Output the material exactly, but drop every image it holds.
########################################
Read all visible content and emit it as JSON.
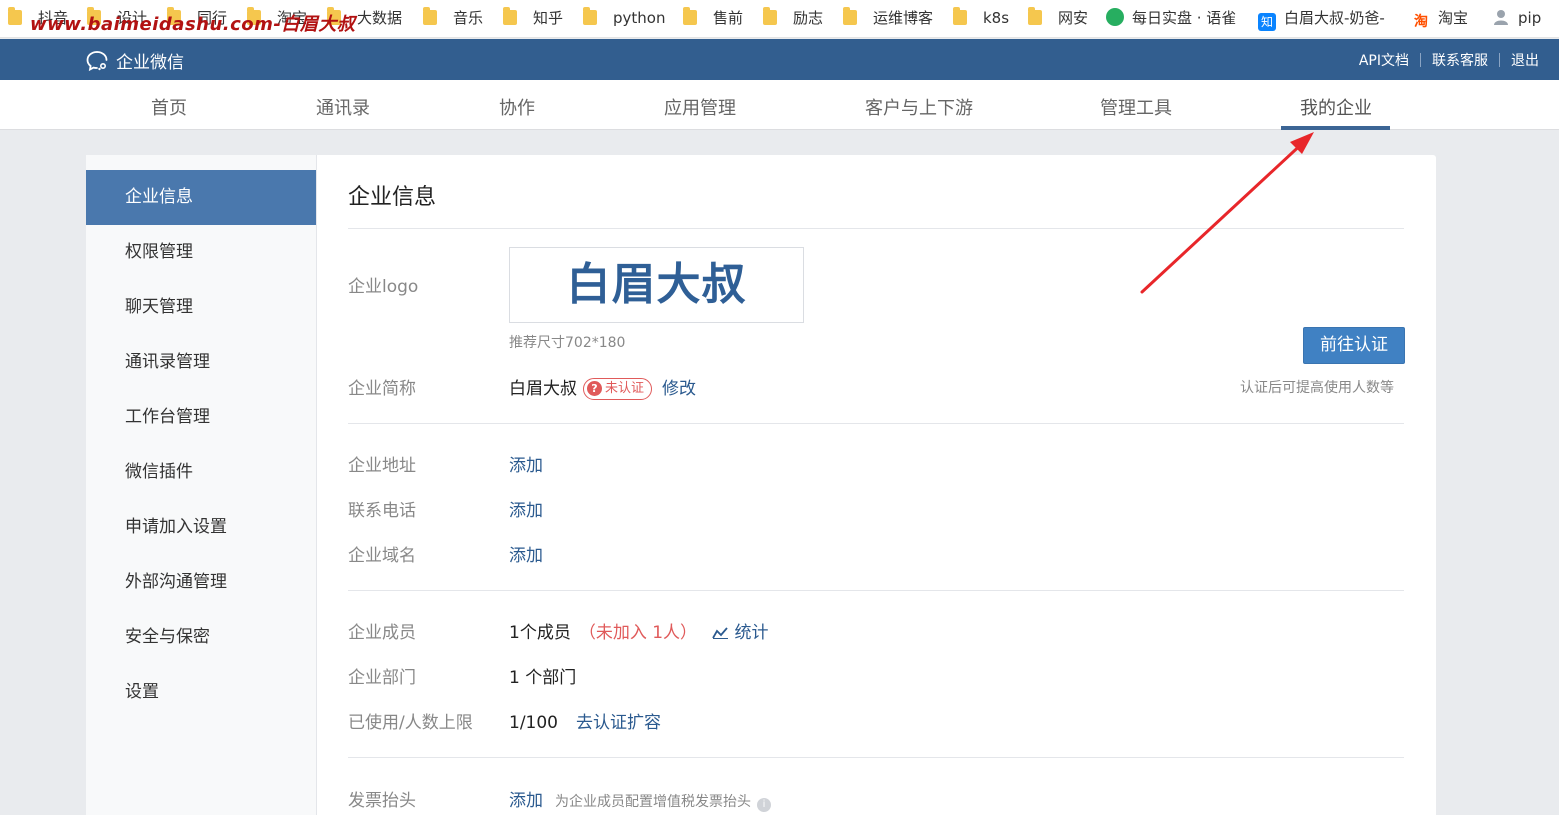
{
  "watermark": "www.baimeidashu.com-白眉大叔",
  "bookmarks": [
    {
      "label": "抖音",
      "icon": "folder-icon"
    },
    {
      "label": "设计",
      "icon": "folder-icon"
    },
    {
      "label": "同行",
      "icon": "folder-icon"
    },
    {
      "label": "淘宝",
      "icon": "folder-icon"
    },
    {
      "label": "大数据",
      "icon": "folder-icon"
    },
    {
      "label": "音乐",
      "icon": "folder-icon"
    },
    {
      "label": "知乎",
      "icon": "folder-icon"
    },
    {
      "label": "python",
      "icon": "folder-icon"
    },
    {
      "label": "售前",
      "icon": "folder-icon"
    },
    {
      "label": "励志",
      "icon": "folder-icon"
    },
    {
      "label": "运维博客",
      "icon": "folder-icon"
    },
    {
      "label": "k8s",
      "icon": "folder-icon"
    },
    {
      "label": "网安",
      "icon": "folder-icon"
    },
    {
      "label": "每日实盘 · 语雀",
      "icon": "yuque-icon"
    },
    {
      "label": "白眉大叔-奶爸-",
      "icon": "zhihu-icon",
      "icon_text": "知"
    },
    {
      "label": "淘宝",
      "icon": "taobao-icon",
      "icon_text": "淘"
    },
    {
      "label": "pip",
      "icon": "user-icon"
    }
  ],
  "header": {
    "app_name": "企业微信",
    "links": [
      "API文档",
      "联系客服",
      "退出"
    ]
  },
  "nav": {
    "items": [
      "首页",
      "通讯录",
      "协作",
      "应用管理",
      "客户与上下游",
      "管理工具",
      "我的企业"
    ],
    "active": "我的企业"
  },
  "sidebar": {
    "items": [
      "企业信息",
      "权限管理",
      "聊天管理",
      "通讯录管理",
      "工作台管理",
      "微信插件",
      "申请加入设置",
      "外部沟通管理",
      "安全与保密",
      "设置"
    ],
    "active": "企业信息"
  },
  "main": {
    "title": "企业信息",
    "logo_label": "企业logo",
    "logo_text": "白眉大叔",
    "logo_hint": "推荐尺寸702*180",
    "verify_button": "前往认证",
    "verify_hint": "认证后可提高使用人数等",
    "short_name_label": "企业简称",
    "short_name": "白眉大叔",
    "unverified_badge": "未认证",
    "modify_link": "修改",
    "address_label": "企业地址",
    "address_action": "添加",
    "phone_label": "联系电话",
    "phone_action": "添加",
    "domain_label": "企业域名",
    "domain_action": "添加",
    "members_label": "企业成员",
    "members_value": "1个成员",
    "members_not_joined": "（未加入 1人）",
    "stats_link": "统计",
    "departments_label": "企业部门",
    "departments_value": "1 个部门",
    "usage_label": "已使用/人数上限",
    "usage_value": "1/100",
    "expand_link": "去认证扩容",
    "invoice_label": "发票抬头",
    "invoice_action": "添加",
    "invoice_hint": "为企业成员配置增值税发票抬头"
  },
  "colors": {
    "header_bg": "#325e8f",
    "accent": "#4a78ad",
    "button": "#4081c3",
    "warning": "#e05a5a",
    "annotation_arrow": "#e8262a"
  }
}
########################################
> Output of the task:
Read all visible content and emit it as JSON.
{
  "watermark": "www.baimeidashu.com-白眉大叔",
  "bookmarks": [
    {
      "label": "抖音",
      "icon": "folder-icon"
    },
    {
      "label": "设计",
      "icon": "folder-icon"
    },
    {
      "label": "同行",
      "icon": "folder-icon"
    },
    {
      "label": "淘宝",
      "icon": "folder-icon"
    },
    {
      "label": "大数据",
      "icon": "folder-icon"
    },
    {
      "label": "音乐",
      "icon": "folder-icon"
    },
    {
      "label": "知乎",
      "icon": "folder-icon"
    },
    {
      "label": "python",
      "icon": "folder-icon"
    },
    {
      "label": "售前",
      "icon": "folder-icon"
    },
    {
      "label": "励志",
      "icon": "folder-icon"
    },
    {
      "label": "运维博客",
      "icon": "folder-icon"
    },
    {
      "label": "k8s",
      "icon": "folder-icon"
    },
    {
      "label": "网安",
      "icon": "folder-icon"
    },
    {
      "label": "每日实盘 · 语雀",
      "icon": "yuque-icon"
    },
    {
      "label": "白眉大叔-奶爸-",
      "icon": "zhihu-icon",
      "icon_text": "知"
    },
    {
      "label": "淘宝",
      "icon": "taobao-icon",
      "icon_text": "淘"
    },
    {
      "label": "pip",
      "icon": "user-icon"
    }
  ],
  "header": {
    "app_name": "企业微信",
    "links": [
      "API文档",
      "联系客服",
      "退出"
    ]
  },
  "nav": {
    "items": [
      "首页",
      "通讯录",
      "协作",
      "应用管理",
      "客户与上下游",
      "管理工具",
      "我的企业"
    ],
    "active": "我的企业"
  },
  "sidebar": {
    "items": [
      "企业信息",
      "权限管理",
      "聊天管理",
      "通讯录管理",
      "工作台管理",
      "微信插件",
      "申请加入设置",
      "外部沟通管理",
      "安全与保密",
      "设置"
    ],
    "active": "企业信息"
  },
  "main": {
    "title": "企业信息",
    "logo_label": "企业logo",
    "logo_text": "白眉大叔",
    "logo_hint": "推荐尺寸702*180",
    "verify_button": "前往认证",
    "verify_hint": "认证后可提高使用人数等",
    "short_name_label": "企业简称",
    "short_name": "白眉大叔",
    "unverified_badge": "未认证",
    "modify_link": "修改",
    "address_label": "企业地址",
    "address_action": "添加",
    "phone_label": "联系电话",
    "phone_action": "添加",
    "domain_label": "企业域名",
    "domain_action": "添加",
    "members_label": "企业成员",
    "members_value": "1个成员",
    "members_not_joined": "（未加入 1人）",
    "stats_link": "统计",
    "departments_label": "企业部门",
    "departments_value": "1 个部门",
    "usage_label": "已使用/人数上限",
    "usage_value": "1/100",
    "expand_link": "去认证扩容",
    "invoice_label": "发票抬头",
    "invoice_action": "添加",
    "invoice_hint": "为企业成员配置增值税发票抬头"
  },
  "colors": {
    "header_bg": "#325e8f",
    "accent": "#4a78ad",
    "button": "#4081c3",
    "warning": "#e05a5a",
    "annotation_arrow": "#e8262a"
  }
}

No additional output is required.